### EXERCISE
Every line of the data must be copied exactly.

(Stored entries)

.....

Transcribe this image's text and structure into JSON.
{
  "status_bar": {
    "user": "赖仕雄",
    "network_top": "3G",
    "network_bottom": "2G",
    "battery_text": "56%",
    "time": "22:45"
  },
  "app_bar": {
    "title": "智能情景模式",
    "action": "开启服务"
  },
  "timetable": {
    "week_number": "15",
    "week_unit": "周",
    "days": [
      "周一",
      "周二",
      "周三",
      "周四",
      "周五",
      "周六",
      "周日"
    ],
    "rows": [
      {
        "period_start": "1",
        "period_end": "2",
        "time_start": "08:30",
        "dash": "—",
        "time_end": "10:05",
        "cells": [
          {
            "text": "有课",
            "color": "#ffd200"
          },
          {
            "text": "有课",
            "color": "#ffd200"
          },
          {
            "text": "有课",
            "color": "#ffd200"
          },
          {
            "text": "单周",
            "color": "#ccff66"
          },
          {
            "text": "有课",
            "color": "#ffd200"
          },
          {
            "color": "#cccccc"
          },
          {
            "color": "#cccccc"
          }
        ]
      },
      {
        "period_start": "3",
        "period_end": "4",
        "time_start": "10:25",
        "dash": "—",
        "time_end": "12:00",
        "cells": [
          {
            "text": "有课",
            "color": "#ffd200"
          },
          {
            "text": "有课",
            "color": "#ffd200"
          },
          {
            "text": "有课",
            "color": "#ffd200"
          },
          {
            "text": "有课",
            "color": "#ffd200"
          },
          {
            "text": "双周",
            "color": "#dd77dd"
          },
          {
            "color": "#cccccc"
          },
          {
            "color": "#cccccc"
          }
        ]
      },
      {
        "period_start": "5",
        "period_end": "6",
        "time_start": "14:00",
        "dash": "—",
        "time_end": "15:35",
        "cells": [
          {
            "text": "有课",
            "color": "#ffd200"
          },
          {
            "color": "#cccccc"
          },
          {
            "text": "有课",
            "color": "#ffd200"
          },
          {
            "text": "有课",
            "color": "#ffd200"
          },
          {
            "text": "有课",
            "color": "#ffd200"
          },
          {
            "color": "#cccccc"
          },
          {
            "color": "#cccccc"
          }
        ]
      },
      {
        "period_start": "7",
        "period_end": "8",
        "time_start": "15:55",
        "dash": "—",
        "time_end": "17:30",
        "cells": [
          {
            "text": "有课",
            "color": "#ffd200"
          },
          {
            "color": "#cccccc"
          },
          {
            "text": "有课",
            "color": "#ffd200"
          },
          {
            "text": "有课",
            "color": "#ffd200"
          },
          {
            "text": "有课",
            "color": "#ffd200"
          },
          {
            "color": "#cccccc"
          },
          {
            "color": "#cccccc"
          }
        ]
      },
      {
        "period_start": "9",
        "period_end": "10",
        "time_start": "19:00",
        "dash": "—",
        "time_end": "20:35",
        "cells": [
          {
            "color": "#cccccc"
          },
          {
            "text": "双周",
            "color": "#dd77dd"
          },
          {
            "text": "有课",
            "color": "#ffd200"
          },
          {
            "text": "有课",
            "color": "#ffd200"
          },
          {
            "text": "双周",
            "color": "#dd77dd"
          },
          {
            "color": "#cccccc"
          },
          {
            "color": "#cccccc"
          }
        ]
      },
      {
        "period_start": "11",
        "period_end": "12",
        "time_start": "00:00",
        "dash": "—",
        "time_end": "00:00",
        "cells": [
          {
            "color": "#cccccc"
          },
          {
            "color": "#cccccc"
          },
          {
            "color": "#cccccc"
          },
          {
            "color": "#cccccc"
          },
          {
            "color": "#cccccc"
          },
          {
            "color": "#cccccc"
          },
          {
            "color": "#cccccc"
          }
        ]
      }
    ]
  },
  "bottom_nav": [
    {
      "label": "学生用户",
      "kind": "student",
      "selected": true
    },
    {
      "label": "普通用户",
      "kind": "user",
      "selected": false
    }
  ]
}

.....

### TASK OUTPUT
Transcribe this image's text and structure into JSON.
{
  "status_bar": {
    "user": "赖仕雄",
    "network_top": "3G",
    "network_bottom": "2G",
    "battery_text": "56%",
    "time": "22:45"
  },
  "app_bar": {
    "title": "智能情景模式",
    "action": "开启服务"
  },
  "timetable": {
    "week_number": "15",
    "week_unit": "周",
    "days": [
      "周一",
      "周二",
      "周三",
      "周四",
      "周五",
      "周六",
      "周日"
    ],
    "rows": [
      {
        "period_start": "1",
        "period_end": "2",
        "time_start": "08:30",
        "dash": "—",
        "time_end": "10:05",
        "cells": [
          {
            "text": "有课",
            "color": "#ffd200"
          },
          {
            "text": "有课",
            "color": "#ffd200"
          },
          {
            "text": "有课",
            "color": "#ffd200"
          },
          {
            "text": "单周",
            "color": "#ccff66"
          },
          {
            "text": "有课",
            "color": "#ffd200"
          },
          {
            "color": "#cccccc"
          },
          {
            "color": "#cccccc"
          }
        ]
      },
      {
        "period_start": "3",
        "period_end": "4",
        "time_start": "10:25",
        "dash": "—",
        "time_end": "12:00",
        "cells": [
          {
            "text": "有课",
            "color": "#ffd200"
          },
          {
            "text": "有课",
            "color": "#ffd200"
          },
          {
            "text": "有课",
            "color": "#ffd200"
          },
          {
            "text": "有课",
            "color": "#ffd200"
          },
          {
            "text": "双周",
            "color": "#dd77dd"
          },
          {
            "color": "#cccccc"
          },
          {
            "color": "#cccccc"
          }
        ]
      },
      {
        "period_start": "5",
        "period_end": "6",
        "time_start": "14:00",
        "dash": "—",
        "time_end": "15:35",
        "cells": [
          {
            "text": "有课",
            "color": "#ffd200"
          },
          {
            "color": "#cccccc"
          },
          {
            "text": "有课",
            "color": "#ffd200"
          },
          {
            "text": "有课",
            "color": "#ffd200"
          },
          {
            "text": "有课",
            "color": "#ffd200"
          },
          {
            "color": "#cccccc"
          },
          {
            "color": "#cccccc"
          }
        ]
      },
      {
        "period_start": "7",
        "period_end": "8",
        "time_start": "15:55",
        "dash": "—",
        "time_end": "17:30",
        "cells": [
          {
            "text": "有课",
            "color": "#ffd200"
          },
          {
            "color": "#cccccc"
          },
          {
            "text": "有课",
            "color": "#ffd200"
          },
          {
            "text": "有课",
            "color": "#ffd200"
          },
          {
            "text": "有课",
            "color": "#ffd200"
          },
          {
            "color": "#cccccc"
          },
          {
            "color": "#cccccc"
          }
        ]
      },
      {
        "period_start": "9",
        "period_end": "10",
        "time_start": "19:00",
        "dash": "—",
        "time_end": "20:35",
        "cells": [
          {
            "color": "#cccccc"
          },
          {
            "text": "双周",
            "color": "#dd77dd"
          },
          {
            "text": "有课",
            "color": "#ffd200"
          },
          {
            "text": "有课",
            "color": "#ffd200"
          },
          {
            "text": "双周",
            "color": "#dd77dd"
          },
          {
            "color": "#cccccc"
          },
          {
            "color": "#cccccc"
          }
        ]
      },
      {
        "period_start": "11",
        "period_end": "12",
        "time_start": "00:00",
        "dash": "—",
        "time_end": "00:00",
        "cells": [
          {
            "color": "#cccccc"
          },
          {
            "color": "#cccccc"
          },
          {
            "color": "#cccccc"
          },
          {
            "color": "#cccccc"
          },
          {
            "color": "#cccccc"
          },
          {
            "color": "#cccccc"
          },
          {
            "color": "#cccccc"
          }
        ]
      }
    ]
  },
  "bottom_nav": [
    {
      "label": "学生用户",
      "kind": "student",
      "selected": true
    },
    {
      "label": "普通用户",
      "kind": "user",
      "selected": false
    }
  ]
}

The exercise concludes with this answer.